[Figure contents as structured data]
>> Start
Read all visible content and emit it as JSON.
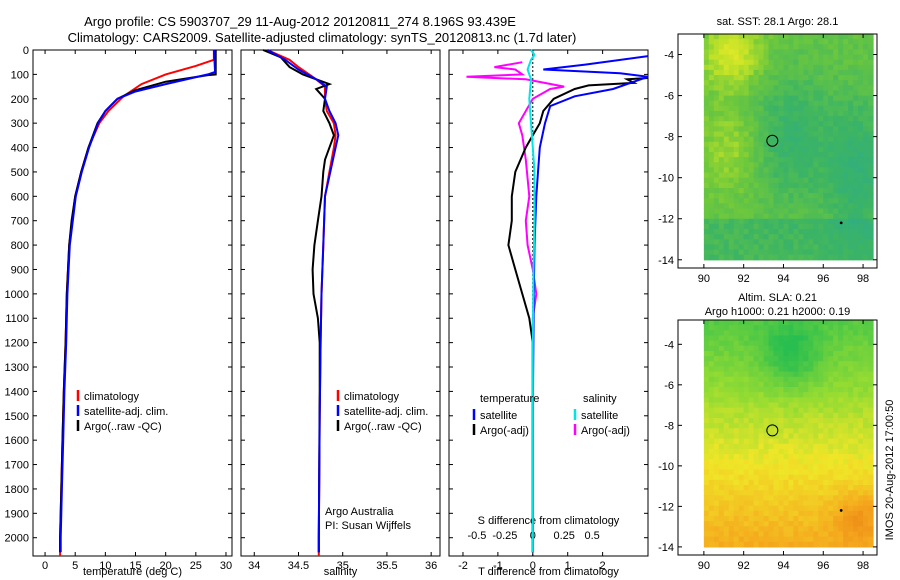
{
  "title_line1": "Argo profile: CS 5903707_29 11-Aug-2012 20120811_274 8.196S 93.439E",
  "title_line2": "Climatology: CARS2009. Satellite-adjusted climatology: synTS_20120813.nc (1.7d later)",
  "side_label": "IMOS 20-Aug-2012 17:00:50",
  "colors": {
    "climatology": "#ff0000",
    "satellite": "#0000ff",
    "argo": "#000000",
    "sal_satellite": "#00e5e5",
    "sal_argo": "#ff00ff"
  },
  "chart_data": [
    {
      "type": "line",
      "name": "temperature",
      "xlabel": "temperature (deg C)",
      "ylabel": "",
      "xlim": [
        -2,
        31
      ],
      "ylim": [
        2075,
        0
      ],
      "xticks": [
        0,
        5,
        10,
        15,
        20,
        25,
        30
      ],
      "yticks": [
        0,
        100,
        200,
        300,
        400,
        500,
        600,
        700,
        800,
        900,
        1000,
        1100,
        1200,
        1300,
        1400,
        1500,
        1600,
        1700,
        1800,
        1900,
        2000
      ],
      "legend": [
        "climatology",
        "satellite-adj. clim.",
        "Argo(..raw -QC)"
      ],
      "series": [
        {
          "key": "climatology",
          "values": [
            [
              28,
              0
            ],
            [
              28,
              40
            ],
            [
              25,
              65
            ],
            [
              20,
              100
            ],
            [
              16,
              140
            ],
            [
              13,
              190
            ],
            [
              10.5,
              250
            ],
            [
              9,
              300
            ],
            [
              7.2,
              400
            ],
            [
              6,
              500
            ],
            [
              5,
              600
            ],
            [
              4.5,
              700
            ],
            [
              4,
              800
            ],
            [
              3.8,
              900
            ],
            [
              3.6,
              1000
            ],
            [
              3.4,
              1200
            ],
            [
              3.1,
              1400
            ],
            [
              2.9,
              1600
            ],
            [
              2.7,
              1800
            ],
            [
              2.5,
              2000
            ],
            [
              2.5,
              2075
            ]
          ]
        },
        {
          "key": "satellite",
          "values": [
            [
              28,
              0
            ],
            [
              28.2,
              90
            ],
            [
              27,
              100
            ],
            [
              20,
              140
            ],
            [
              15,
              170
            ],
            [
              12,
              200
            ],
            [
              10,
              250
            ],
            [
              8.8,
              300
            ],
            [
              7.3,
              400
            ],
            [
              6.1,
              500
            ],
            [
              5.1,
              600
            ],
            [
              4.6,
              700
            ],
            [
              4.1,
              800
            ],
            [
              3.9,
              900
            ],
            [
              3.7,
              1000
            ],
            [
              3.5,
              1200
            ],
            [
              3.2,
              1400
            ],
            [
              3,
              1600
            ],
            [
              2.8,
              1800
            ],
            [
              2.6,
              2000
            ],
            [
              2.6,
              2060
            ]
          ]
        },
        {
          "key": "argo",
          "values": [
            [
              28.3,
              0
            ],
            [
              28.3,
              100
            ],
            [
              27,
              103
            ],
            [
              20,
              130
            ],
            [
              15,
              165
            ],
            [
              12,
              200
            ],
            [
              10,
              250
            ],
            [
              8.7,
              300
            ],
            [
              7.2,
              400
            ],
            [
              6,
              500
            ],
            [
              5,
              600
            ],
            [
              4.4,
              700
            ],
            [
              4,
              800
            ],
            [
              3.8,
              900
            ],
            [
              3.6,
              1000
            ],
            [
              3.4,
              1200
            ],
            [
              3.1,
              1400
            ],
            [
              2.9,
              1600
            ],
            [
              2.7,
              1800
            ],
            [
              2.5,
              2000
            ],
            [
              2.5,
              2060
            ]
          ]
        }
      ]
    },
    {
      "type": "line",
      "name": "salinity",
      "xlabel": "salinity",
      "ylabel": "",
      "xlim": [
        33.85,
        36.1
      ],
      "ylim": [
        2075,
        0
      ],
      "xticks": [
        34,
        34.5,
        35,
        35.5,
        36
      ],
      "legend": [
        "climatology",
        "satellite-adj. clim.",
        "Argo(..raw -QC)"
      ],
      "annotation": [
        "Argo Australia",
        "PI: Susan Wijffels"
      ],
      "series": [
        {
          "key": "climatology",
          "values": [
            [
              34.15,
              0
            ],
            [
              34.4,
              40
            ],
            [
              34.5,
              70
            ],
            [
              34.7,
              120
            ],
            [
              34.8,
              150
            ],
            [
              34.8,
              200
            ],
            [
              34.82,
              250
            ],
            [
              34.9,
              300
            ],
            [
              34.92,
              350
            ],
            [
              34.9,
              400
            ],
            [
              34.85,
              500
            ],
            [
              34.8,
              600
            ],
            [
              34.78,
              800
            ],
            [
              34.76,
              1000
            ],
            [
              34.75,
              1200
            ],
            [
              34.74,
              1500
            ],
            [
              34.73,
              2000
            ],
            [
              34.73,
              2075
            ]
          ]
        },
        {
          "key": "satellite",
          "values": [
            [
              34.15,
              0
            ],
            [
              34.35,
              40
            ],
            [
              34.5,
              80
            ],
            [
              34.7,
              120
            ],
            [
              34.82,
              150
            ],
            [
              34.8,
              200
            ],
            [
              34.85,
              250
            ],
            [
              34.92,
              300
            ],
            [
              34.95,
              350
            ],
            [
              34.92,
              400
            ],
            [
              34.86,
              500
            ],
            [
              34.8,
              600
            ],
            [
              34.78,
              800
            ],
            [
              34.76,
              1000
            ],
            [
              34.75,
              1200
            ],
            [
              34.74,
              1500
            ],
            [
              34.73,
              2000
            ],
            [
              34.73,
              2060
            ]
          ]
        },
        {
          "key": "argo",
          "values": [
            [
              34.1,
              0
            ],
            [
              34.3,
              30
            ],
            [
              34.4,
              70
            ],
            [
              34.55,
              100
            ],
            [
              34.7,
              120
            ],
            [
              34.85,
              140
            ],
            [
              34.7,
              160
            ],
            [
              34.8,
              200
            ],
            [
              34.78,
              250
            ],
            [
              34.85,
              300
            ],
            [
              34.9,
              350
            ],
            [
              34.8,
              450
            ],
            [
              34.78,
              500
            ],
            [
              34.76,
              600
            ],
            [
              34.72,
              700
            ],
            [
              34.68,
              800
            ],
            [
              34.66,
              900
            ],
            [
              34.67,
              1000
            ],
            [
              34.72,
              1100
            ],
            [
              34.74,
              1200
            ],
            [
              34.74,
              1400
            ],
            [
              34.73,
              2000
            ],
            [
              34.73,
              2060
            ]
          ]
        }
      ]
    },
    {
      "type": "line",
      "name": "differences",
      "xlabel": "T difference from climatology",
      "top_label": "S difference from climatology",
      "xlim": [
        -2.4,
        3.3
      ],
      "ylim": [
        2075,
        0
      ],
      "xticks": [
        -2,
        -1,
        0,
        1,
        2
      ],
      "sticks": [
        {
          "label": "-0.5",
          "t": -1.6
        },
        {
          "label": "-0.25",
          "t": -0.8
        },
        {
          "label": "0",
          "t": 0
        },
        {
          "label": "0.25",
          "t": 0.9
        },
        {
          "label": "0.5",
          "t": 1.7
        }
      ],
      "legend_titles": [
        "temperature",
        "salinity"
      ],
      "legend": [
        "satellite",
        "Argo(-adj)",
        "satellite",
        "Argo(-adj)"
      ],
      "series": [
        {
          "key": "satellite",
          "values": [
            [
              3.3,
              25
            ],
            [
              1.5,
              60
            ],
            [
              0.3,
              80
            ],
            [
              2.5,
              95
            ],
            [
              3.3,
              110
            ],
            [
              2.3,
              160
            ],
            [
              1.2,
              190
            ],
            [
              0.5,
              230
            ],
            [
              0.35,
              300
            ],
            [
              0.2,
              400
            ],
            [
              0.15,
              500
            ],
            [
              0.1,
              600
            ],
            [
              0.05,
              800
            ],
            [
              0.03,
              1000
            ],
            [
              0,
              1500
            ],
            [
              0,
              2060
            ]
          ]
        },
        {
          "key": "argo",
          "values": [
            [
              3.3,
              115
            ],
            [
              2.7,
              120
            ],
            [
              2.9,
              135
            ],
            [
              1.6,
              145
            ],
            [
              1.2,
              160
            ],
            [
              0.6,
              200
            ],
            [
              0.3,
              250
            ],
            [
              0.2,
              300
            ],
            [
              0,
              350
            ],
            [
              -0.2,
              400
            ],
            [
              -0.5,
              500
            ],
            [
              -0.6,
              600
            ],
            [
              -0.6,
              700
            ],
            [
              -0.7,
              800
            ],
            [
              -0.5,
              900
            ],
            [
              -0.3,
              1000
            ],
            [
              -0.1,
              1100
            ],
            [
              0,
              1200
            ],
            [
              0,
              1500
            ],
            [
              0,
              2060
            ]
          ]
        },
        {
          "key": "sal_satellite",
          "values": [
            [
              -0.05,
              0
            ],
            [
              0.05,
              20
            ],
            [
              -0.05,
              40
            ],
            [
              -0.15,
              80
            ],
            [
              -0.05,
              120
            ],
            [
              -0.1,
              200
            ],
            [
              -0.05,
              300
            ],
            [
              0,
              400
            ],
            [
              0.05,
              500
            ],
            [
              0.05,
              700
            ],
            [
              0.02,
              900
            ],
            [
              0,
              1200
            ],
            [
              0,
              2060
            ]
          ]
        },
        {
          "key": "sal_argo",
          "values": [
            [
              -0.3,
              50
            ],
            [
              -1.1,
              70
            ],
            [
              -0.5,
              80
            ],
            [
              -0.3,
              100
            ],
            [
              -1.9,
              110
            ],
            [
              -0.2,
              120
            ],
            [
              0.9,
              150
            ],
            [
              0.5,
              160
            ],
            [
              0,
              200
            ],
            [
              -0.4,
              300
            ],
            [
              -0.3,
              350
            ],
            [
              -0.2,
              450
            ],
            [
              -0.1,
              600
            ],
            [
              -0.2,
              700
            ],
            [
              -0.15,
              800
            ],
            [
              0,
              900
            ],
            [
              0.1,
              1000
            ],
            [
              0,
              1100
            ],
            [
              0,
              2060
            ]
          ]
        }
      ]
    }
  ],
  "maps": [
    {
      "title": [
        "sat. SST: 28.1  Argo: 28.1"
      ],
      "xticks": [
        90,
        92,
        94,
        96,
        98
      ],
      "yticks": [
        -4,
        -6,
        -8,
        -10,
        -12,
        -14
      ],
      "xlim": [
        88.7,
        98.7
      ],
      "ylim": [
        -3,
        -14.4
      ],
      "data_x": [
        90,
        98.5
      ],
      "data_y": [
        -3,
        -14
      ],
      "argo": [
        93.44,
        -8.2
      ],
      "dot": [
        96.9,
        -12.2
      ],
      "palette": "sst"
    },
    {
      "title": [
        "Altim. SLA: 0.21",
        "Argo h1000: 0.21 h2000: 0.19"
      ],
      "xticks": [
        90,
        92,
        94,
        96,
        98
      ],
      "yticks": [
        -4,
        -6,
        -8,
        -10,
        -12,
        -14
      ],
      "xlim": [
        88.7,
        98.7
      ],
      "ylim": [
        -2.8,
        -14.4
      ],
      "data_x": [
        90,
        98.5
      ],
      "data_y": [
        -2.8,
        -14
      ],
      "argo": [
        93.44,
        -8.25
      ],
      "dot": [
        96.9,
        -12.2
      ],
      "palette": "sla"
    }
  ]
}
>> End
▶ STATED EXERCISE: What is the number of lines in the data holding the word "climatology"? Reply with that number only.

▶ TASK SOLUTION: 8